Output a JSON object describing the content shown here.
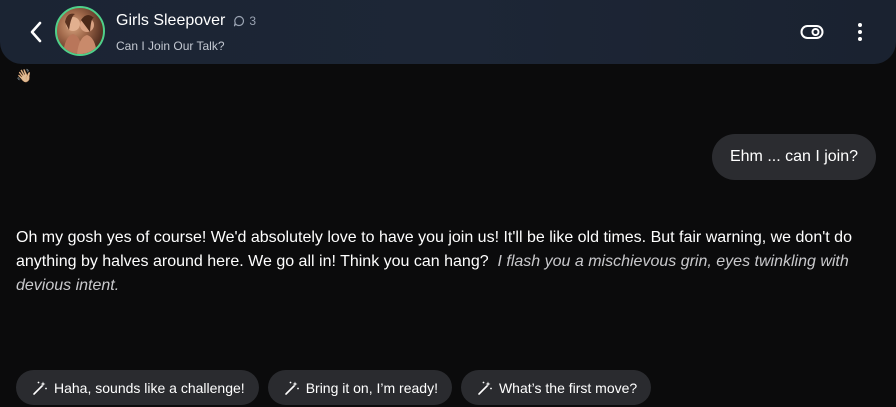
{
  "header": {
    "title": "Girls Sleepover",
    "message_count": "3",
    "subtitle": "Can I Join Our Talk?"
  },
  "messages": {
    "emoji_line": "👋🏼",
    "user_message": "Ehm ... can I join?",
    "ai_message": {
      "text": "Oh my gosh yes of course! We'd absolutely love to have you join us! It'll be like old times. But fair warning, we don't do anything by halves around here. We go all in! Think you can hang?",
      "action": "I flash you a mischievous grin, eyes twinkling with devious intent."
    }
  },
  "suggestions": [
    {
      "label": "Haha, sounds like a challenge!"
    },
    {
      "label": "Bring it on, I’m ready!"
    },
    {
      "label": "What’s the first move?"
    }
  ],
  "icons": {
    "back": "chevron-left-icon",
    "count": "chat-bubble-icon",
    "toggle": "toggle-icon",
    "menu": "more-vertical-icon",
    "suggestion": "magic-wand-icon"
  },
  "colors": {
    "background": "#0b0b0c",
    "header": "#1d2636",
    "avatar_ring": "#4fd08a",
    "bubble": "#2b2c30",
    "chip": "#2a2b2f"
  }
}
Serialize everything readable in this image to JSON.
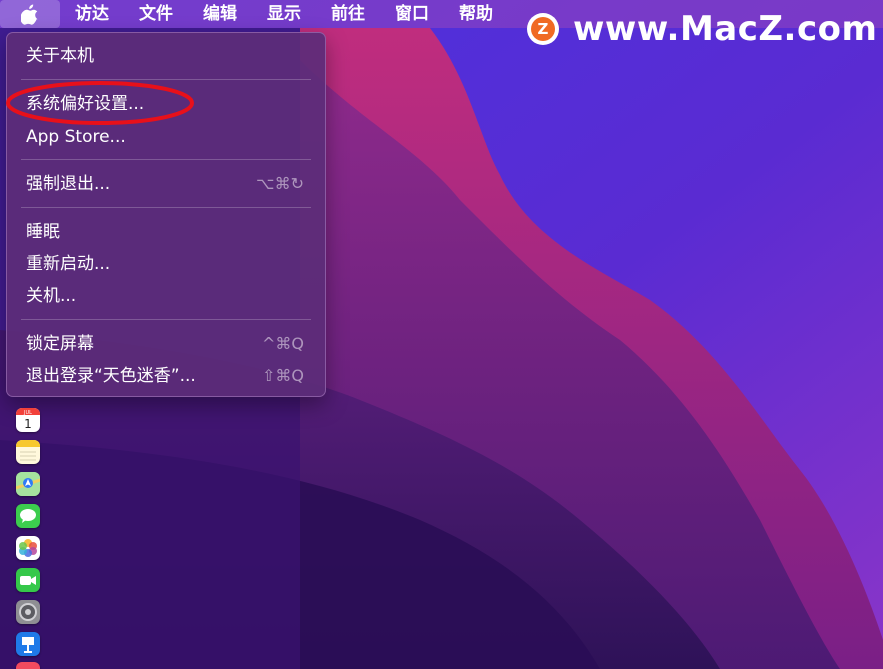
{
  "menubar": {
    "apple_icon": "apple-logo-icon",
    "items": [
      {
        "label": "访达"
      },
      {
        "label": "文件"
      },
      {
        "label": "编辑"
      },
      {
        "label": "显示"
      },
      {
        "label": "前往"
      },
      {
        "label": "窗口"
      },
      {
        "label": "帮助"
      }
    ]
  },
  "watermark": {
    "badge": "Z",
    "text": "www.MacZ.com"
  },
  "apple_menu": {
    "items": [
      {
        "label": "关于本机",
        "shortcut": ""
      },
      {
        "label": "系统偏好设置...",
        "shortcut": "",
        "highlighted": true
      },
      {
        "label": "App Store...",
        "shortcut": ""
      },
      {
        "label": "强制退出...",
        "shortcut": "⌥⌘↻"
      },
      {
        "label": "睡眠",
        "shortcut": ""
      },
      {
        "label": "重新启动...",
        "shortcut": ""
      },
      {
        "label": "关机...",
        "shortcut": ""
      },
      {
        "label": "锁定屏幕",
        "shortcut": "^⌘Q"
      },
      {
        "label": "退出登录“天色迷香”...",
        "shortcut": "⇧⌘Q"
      }
    ],
    "highlight_color": "#e8101a"
  },
  "dock": {
    "icons": [
      "calendar-icon",
      "notes-icon",
      "maps-icon",
      "messages-icon",
      "photos-icon",
      "facetime-icon",
      "system-preferences-icon",
      "keynote-icon",
      "music-icon"
    ],
    "calendar_day": "1",
    "calendar_month_label": "JUL"
  },
  "colors": {
    "wallpaper_dark": "#2a0d55",
    "wallpaper_magenta": "#b5257e",
    "wallpaper_blue": "#3a2bd0",
    "menu_background": "#5c2c78"
  }
}
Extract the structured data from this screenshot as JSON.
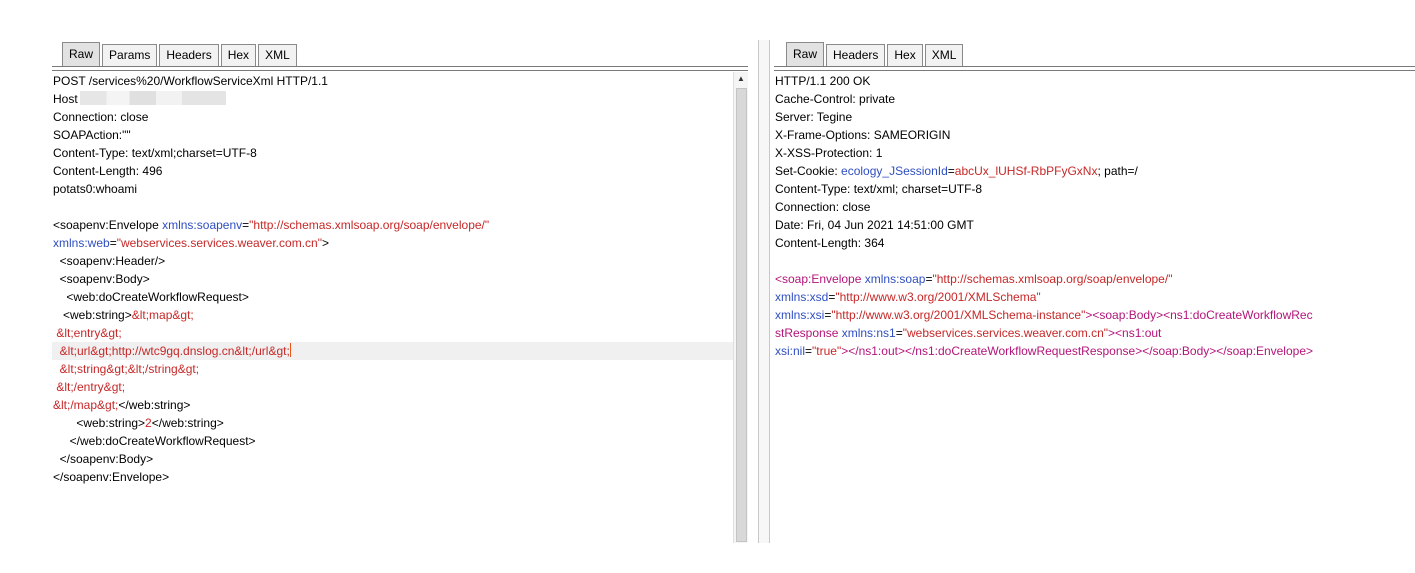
============================================================
▶ [Exercise goal]
Go through the data above and find the lines with the word "JSON". Copy each of those lines.

▶ [Solution below]
Output a JSON object describing the content shown here.
Serialize everything readable in this image to JSON.
Extract the structured data from this screenshot as JSON.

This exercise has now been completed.